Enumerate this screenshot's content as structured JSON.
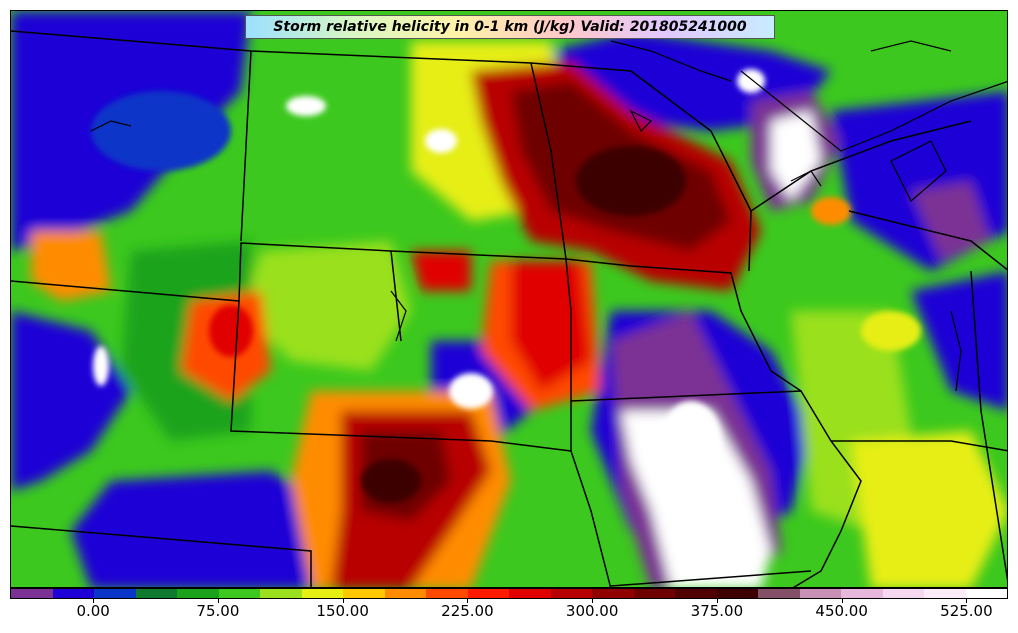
{
  "title": "Storm relative helicity in 0-1 km (J/kg) Valid: 201805241000",
  "colorbar": {
    "colors": [
      "#7b3294",
      "#1f00d6",
      "#0a36c8",
      "#0f7a2e",
      "#1aa31a",
      "#3cc81e",
      "#9ae01e",
      "#e6ee14",
      "#ffc800",
      "#ff8c00",
      "#ff4a00",
      "#ff1a00",
      "#e00000",
      "#b80000",
      "#900000",
      "#6e0000",
      "#500000",
      "#3c0000",
      "#845068",
      "#c890b4",
      "#e8b8dc",
      "#f5d8f0",
      "#fcecfa",
      "#ffffff"
    ],
    "tick_values": [
      0,
      75,
      150,
      225,
      300,
      375,
      450,
      525
    ],
    "tick_labels": [
      "0.00",
      "75.00",
      "150.00",
      "225.00",
      "300.00",
      "375.00",
      "450.00",
      "525.00"
    ],
    "vmin": -50,
    "vmax": 550
  },
  "map": {
    "field": "Storm relative helicity 0-1 km",
    "units": "J/kg",
    "valid": "201805241000",
    "overlays": [
      "state-boundaries",
      "coastlines",
      "lakes"
    ]
  }
}
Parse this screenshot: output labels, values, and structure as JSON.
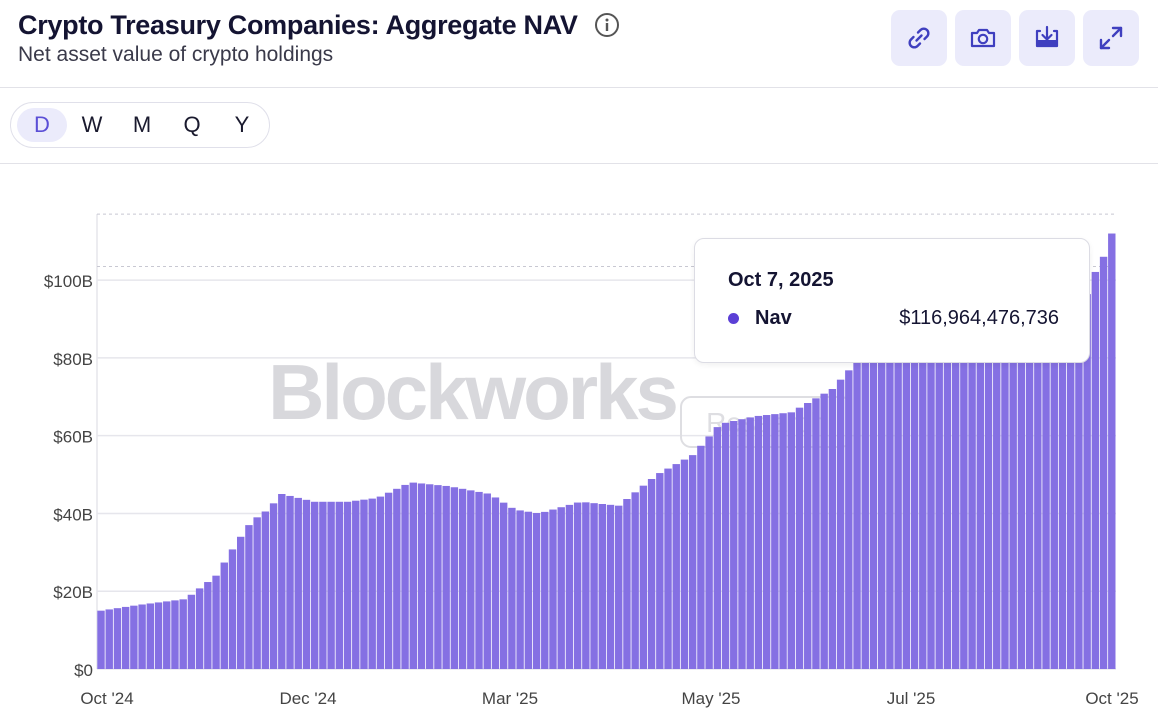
{
  "header": {
    "title": "Crypto Treasury Companies: Aggregate NAV",
    "subtitle": "Net asset value of crypto holdings"
  },
  "toolbar": {
    "buttons": [
      {
        "name": "link-button",
        "icon": "link-icon"
      },
      {
        "name": "screenshot-button",
        "icon": "camera-icon"
      },
      {
        "name": "download-button",
        "icon": "download-icon"
      },
      {
        "name": "expand-button",
        "icon": "expand-icon"
      }
    ]
  },
  "range_selector": {
    "options": [
      "D",
      "W",
      "M",
      "Q",
      "Y"
    ],
    "selected": "D"
  },
  "watermark": {
    "brand": "Blockworks",
    "tag": "Research"
  },
  "tooltip": {
    "date": "Oct 7, 2025",
    "series_name": "Nav",
    "value": "$116,964,476,736"
  },
  "colors": {
    "bar": "#8570e3",
    "accent": "#5b3fd6",
    "button_bg": "#ebebfb"
  },
  "chart_data": {
    "type": "bar",
    "title": "Crypto Treasury Companies: Aggregate NAV",
    "subtitle": "Net asset value of crypto holdings",
    "x_ticks": [
      "Oct '24",
      "Dec '24",
      "Mar '25",
      "May '25",
      "Jul '25",
      "Oct '25"
    ],
    "y_ticks": [
      "$0",
      "$20B",
      "$40B",
      "$60B",
      "$80B",
      "$100B"
    ],
    "ylim": [
      0,
      117
    ],
    "y_unit": "billions USD",
    "grid": "horizontal",
    "highlight_reference_lines": [
      103.5,
      116.96
    ],
    "series": [
      {
        "name": "Nav",
        "anchors": [
          {
            "x": "2024-10-01",
            "y": 15
          },
          {
            "x": "2024-10-15",
            "y": 16.5
          },
          {
            "x": "2024-11-01",
            "y": 18
          },
          {
            "x": "2024-11-12",
            "y": 24
          },
          {
            "x": "2024-11-20",
            "y": 33
          },
          {
            "x": "2024-11-25",
            "y": 38
          },
          {
            "x": "2024-12-01",
            "y": 41
          },
          {
            "x": "2024-12-06",
            "y": 45
          },
          {
            "x": "2024-12-18",
            "y": 43
          },
          {
            "x": "2024-12-30",
            "y": 43
          },
          {
            "x": "2025-01-10",
            "y": 44
          },
          {
            "x": "2025-01-22",
            "y": 48
          },
          {
            "x": "2025-02-05",
            "y": 47
          },
          {
            "x": "2025-02-20",
            "y": 45
          },
          {
            "x": "2025-03-01",
            "y": 41
          },
          {
            "x": "2025-03-10",
            "y": 40
          },
          {
            "x": "2025-03-25",
            "y": 43
          },
          {
            "x": "2025-04-08",
            "y": 42
          },
          {
            "x": "2025-04-22",
            "y": 50
          },
          {
            "x": "2025-05-05",
            "y": 55
          },
          {
            "x": "2025-05-15",
            "y": 63
          },
          {
            "x": "2025-05-28",
            "y": 65
          },
          {
            "x": "2025-06-10",
            "y": 66
          },
          {
            "x": "2025-06-25",
            "y": 72
          },
          {
            "x": "2025-07-05",
            "y": 80
          },
          {
            "x": "2025-07-15",
            "y": 82
          },
          {
            "x": "2025-08-01",
            "y": 82
          },
          {
            "x": "2025-08-15",
            "y": 82
          },
          {
            "x": "2025-09-01",
            "y": 82
          },
          {
            "x": "2025-09-20",
            "y": 85
          },
          {
            "x": "2025-09-30",
            "y": 104
          },
          {
            "x": "2025-10-03",
            "y": 107
          },
          {
            "x": "2025-10-07",
            "y": 116.96
          }
        ],
        "daily_from": "2024-10-01",
        "daily_to": "2025-10-07"
      }
    ]
  }
}
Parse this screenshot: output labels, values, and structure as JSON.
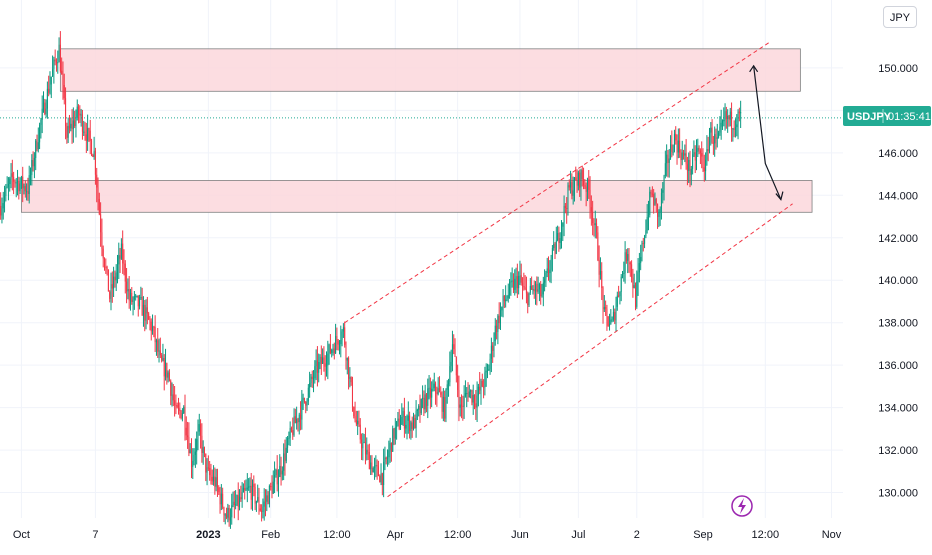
{
  "chart_data": {
    "type": "candlestick",
    "symbol": "USDJPY",
    "currency": "JPY",
    "countdown": "01:35:41",
    "last_price": 147.65,
    "ylim": [
      128.8,
      153.2
    ],
    "y_ticks": [
      130,
      132,
      134,
      136,
      138,
      140,
      142,
      144,
      146,
      148,
      150
    ],
    "y_tick_labels": [
      "130.000",
      "132.000",
      "134.000",
      "136.000",
      "138.000",
      "140.000",
      "142.000",
      "144.000",
      "146.000",
      "",
      "150.000"
    ],
    "x_ticks": [
      "Oct",
      "7",
      "2023",
      "Feb",
      "12:00",
      "Apr",
      "12:00",
      "Jun",
      "Jul",
      "2",
      "Sep",
      "12:00",
      "Nov"
    ],
    "bold_x_ticks": [
      "2023"
    ],
    "x_range_bars": 190,
    "x_tick_bars": [
      5,
      24,
      53,
      69,
      86,
      101,
      117,
      133,
      148,
      163,
      180,
      196,
      213
    ],
    "price_path": [
      [
        0,
        143.5
      ],
      [
        3,
        144.8
      ],
      [
        7,
        144.3
      ],
      [
        10,
        147.2
      ],
      [
        13,
        149.6
      ],
      [
        15,
        150.9
      ],
      [
        17,
        146.8
      ],
      [
        20,
        147.9
      ],
      [
        24,
        146.0
      ],
      [
        26,
        141.8
      ],
      [
        28,
        139.2
      ],
      [
        31,
        141.3
      ],
      [
        33,
        139.1
      ],
      [
        36,
        138.8
      ],
      [
        39,
        137.7
      ],
      [
        41,
        136.1
      ],
      [
        43,
        135.6
      ],
      [
        45,
        133.7
      ],
      [
        47,
        133.9
      ],
      [
        49,
        131.5
      ],
      [
        51,
        132.8
      ],
      [
        53,
        130.9
      ],
      [
        55,
        130.5
      ],
      [
        58,
        128.9
      ],
      [
        61,
        129.5
      ],
      [
        64,
        130.2
      ],
      [
        67,
        129.2
      ],
      [
        70,
        130.4
      ],
      [
        72,
        131.2
      ],
      [
        75,
        133.0
      ],
      [
        78,
        134.3
      ],
      [
        81,
        135.8
      ],
      [
        84,
        136.5
      ],
      [
        87,
        137.4
      ],
      [
        88,
        137.6
      ],
      [
        91,
        133.4
      ],
      [
        93,
        132.2
      ],
      [
        96,
        131.0
      ],
      [
        98,
        130.8
      ],
      [
        101,
        132.8
      ],
      [
        103,
        133.5
      ],
      [
        106,
        133.2
      ],
      [
        109,
        134.4
      ],
      [
        112,
        134.9
      ],
      [
        114,
        133.9
      ],
      [
        116,
        137.1
      ],
      [
        118,
        133.9
      ],
      [
        120,
        134.8
      ],
      [
        122,
        134.4
      ],
      [
        125,
        135.6
      ],
      [
        127,
        137.7
      ],
      [
        129,
        138.9
      ],
      [
        131,
        139.6
      ],
      [
        133,
        140.1
      ],
      [
        135,
        139.2
      ],
      [
        137,
        139.6
      ],
      [
        139,
        139.3
      ],
      [
        141,
        140.7
      ],
      [
        143,
        141.9
      ],
      [
        146,
        144.3
      ],
      [
        148,
        144.6
      ],
      [
        149,
        144.9
      ],
      [
        151,
        144.2
      ],
      [
        153,
        141.9
      ],
      [
        155,
        138.3
      ],
      [
        157,
        137.9
      ],
      [
        159,
        139.8
      ],
      [
        161,
        141.5
      ],
      [
        163,
        139.1
      ],
      [
        165,
        141.9
      ],
      [
        167,
        144.1
      ],
      [
        169,
        143.0
      ],
      [
        171,
        145.5
      ],
      [
        173,
        146.7
      ],
      [
        175,
        145.9
      ],
      [
        177,
        145.2
      ],
      [
        179,
        146.1
      ],
      [
        181,
        145.3
      ],
      [
        182,
        147.0
      ],
      [
        184,
        146.4
      ],
      [
        186,
        147.6
      ],
      [
        188,
        147.5
      ],
      [
        190,
        147.7
      ]
    ],
    "zones": [
      {
        "from_bar": 15,
        "to_bar": 205,
        "low": 148.9,
        "high": 150.9
      },
      {
        "from_bar": 5,
        "to_bar": 208,
        "low": 143.2,
        "high": 144.7
      }
    ],
    "channel": {
      "upper": {
        "from": [
          88,
          138.0
        ],
        "to": [
          197,
          151.2
        ]
      },
      "lower": {
        "from": [
          99,
          129.8
        ],
        "to": [
          203,
          143.6
        ]
      }
    },
    "projection_arrow": [
      [
        193,
        150.1
      ],
      [
        196,
        145.5
      ],
      [
        200,
        143.8
      ]
    ],
    "colors": {
      "up": "#089981",
      "down": "#f23645",
      "zone_fill": "#fcd7dc",
      "zone_stroke": "#7f7f7f",
      "channel": "#f23645",
      "price_tag": "#22ab94",
      "grid": "#f0f3fa",
      "text": "#131722",
      "lightning": "#9c27b0"
    }
  }
}
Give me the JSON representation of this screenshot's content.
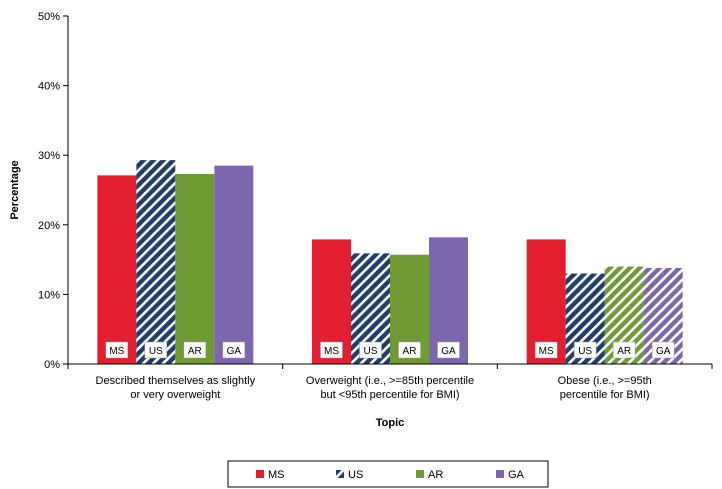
{
  "chart_data": {
    "type": "bar",
    "xlabel": "Topic",
    "ylabel": "Percentage",
    "ylim": [
      0,
      50
    ],
    "yticks": [
      "0%",
      "10%",
      "20%",
      "30%",
      "40%",
      "50%"
    ],
    "categories": [
      [
        "Described themselves as slightly",
        "or very overweight"
      ],
      [
        "Overweight (i.e., >=85th percentile",
        "but <95th percentile for BMI)"
      ],
      [
        "Obese (i.e., >=95th",
        "percentile for BMI)"
      ]
    ],
    "series": [
      {
        "name": "MS",
        "label": "MS",
        "color": "#e31e2e",
        "pattern": "solid",
        "values": [
          27.1,
          17.9,
          17.9
        ]
      },
      {
        "name": "US",
        "label": "US",
        "color": "#1f3d6e",
        "pattern": "striped",
        "values": [
          29.3,
          15.9,
          13.0
        ]
      },
      {
        "name": "AR",
        "label": "AR",
        "color": "#6f9a34",
        "pattern": [
          "solid",
          "solid",
          "striped"
        ],
        "values": [
          27.3,
          15.7,
          14.0
        ]
      },
      {
        "name": "GA",
        "label": "GA",
        "color": "#7c67ae",
        "pattern": [
          "solid",
          "solid",
          "striped"
        ],
        "values": [
          28.5,
          18.2,
          13.8
        ]
      }
    ],
    "grid": false,
    "legend_position": "bottom"
  }
}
-----
## THE REQUEST
Scan the records above for the string "percentile", then report every line that contains it.

## ANSWER TO THIS PROBLEM
        "Overweight (i.e., >=85th percentile",
        "but <95th percentile for BMI)"
        "percentile for BMI)"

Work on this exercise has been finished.